What you need to do: Return all of the data exactly as written, without the pictures.

Extracted data entries:
※ ※ ※

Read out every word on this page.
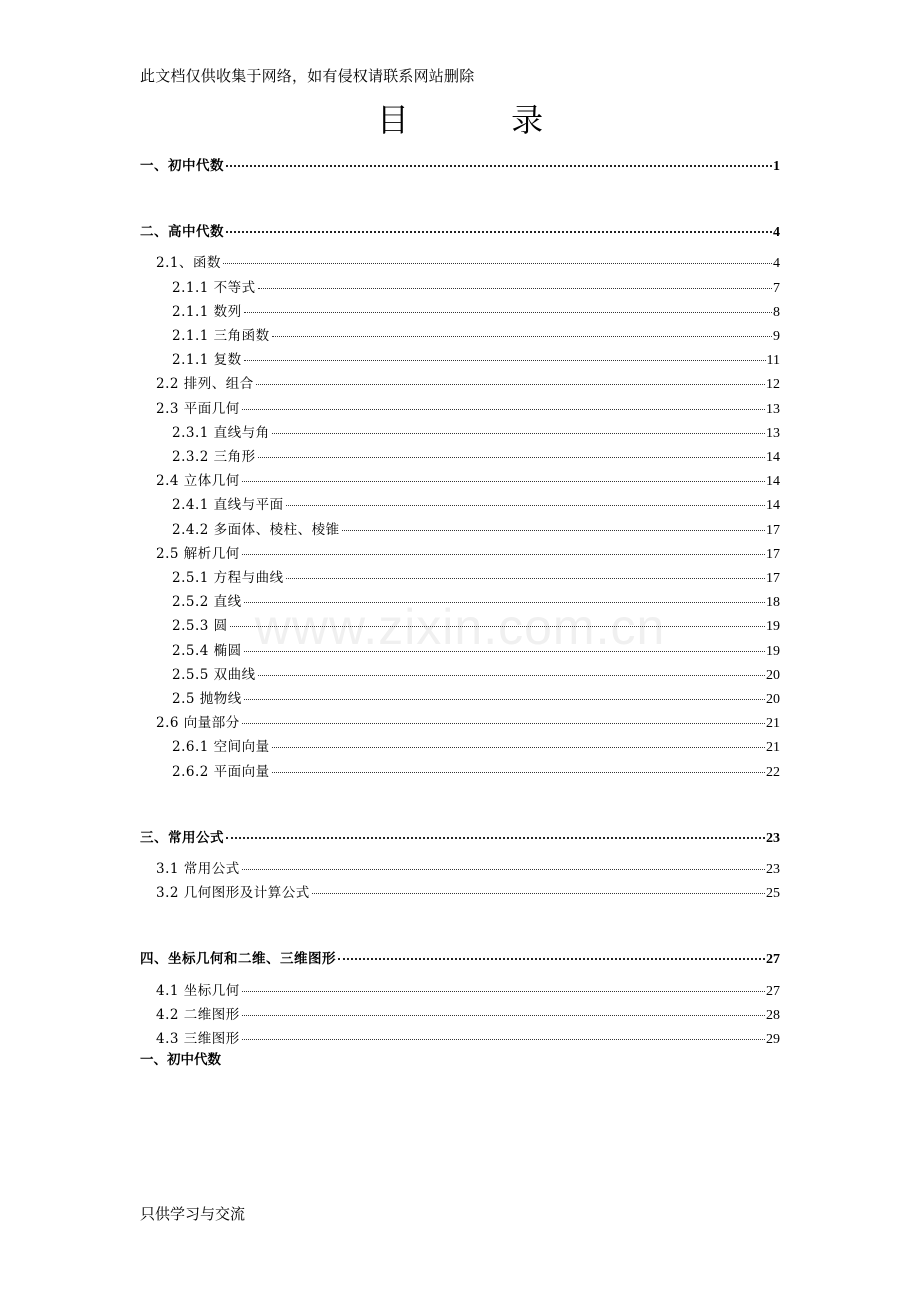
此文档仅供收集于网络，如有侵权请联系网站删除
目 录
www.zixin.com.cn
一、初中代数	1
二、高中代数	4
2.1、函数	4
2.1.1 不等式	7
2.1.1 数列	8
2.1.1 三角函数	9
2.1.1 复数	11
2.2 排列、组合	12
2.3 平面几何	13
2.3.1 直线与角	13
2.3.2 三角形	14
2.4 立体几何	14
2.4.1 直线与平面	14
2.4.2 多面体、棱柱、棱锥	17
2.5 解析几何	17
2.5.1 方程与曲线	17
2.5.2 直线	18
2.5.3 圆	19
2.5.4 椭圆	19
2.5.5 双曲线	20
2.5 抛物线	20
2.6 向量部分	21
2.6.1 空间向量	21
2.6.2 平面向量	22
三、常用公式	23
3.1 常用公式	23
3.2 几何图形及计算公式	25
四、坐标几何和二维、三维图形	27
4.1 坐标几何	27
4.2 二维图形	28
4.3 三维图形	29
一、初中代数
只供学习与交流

※ ※ ※

Complete output:
Read out every word on this page.
此文档仅供收集于网络，如有侵权请联系网站删除
目 录
www.zixin.com.cn
一、初中代数	1
二、高中代数	4
2.1、函数	4
2.1.1 不等式	7
2.1.1 数列	8
2.1.1 三角函数	9
2.1.1 复数	11
2.2 排列、组合	12
2.3 平面几何	13
2.3.1 直线与角	13
2.3.2 三角形	14
2.4 立体几何	14
2.4.1 直线与平面	14
2.4.2 多面体、棱柱、棱锥	17
2.5 解析几何	17
2.5.1 方程与曲线	17
2.5.2 直线	18
2.5.3 圆	19
2.5.4 椭圆	19
2.5.5 双曲线	20
2.5 抛物线	20
2.6 向量部分	21
2.6.1 空间向量	21
2.6.2 平面向量	22
三、常用公式	23
3.1 常用公式	23
3.2 几何图形及计算公式	25
四、坐标几何和二维、三维图形	27
4.1 坐标几何	27
4.2 二维图形	28
4.3 三维图形	29
一、初中代数
只供学习与交流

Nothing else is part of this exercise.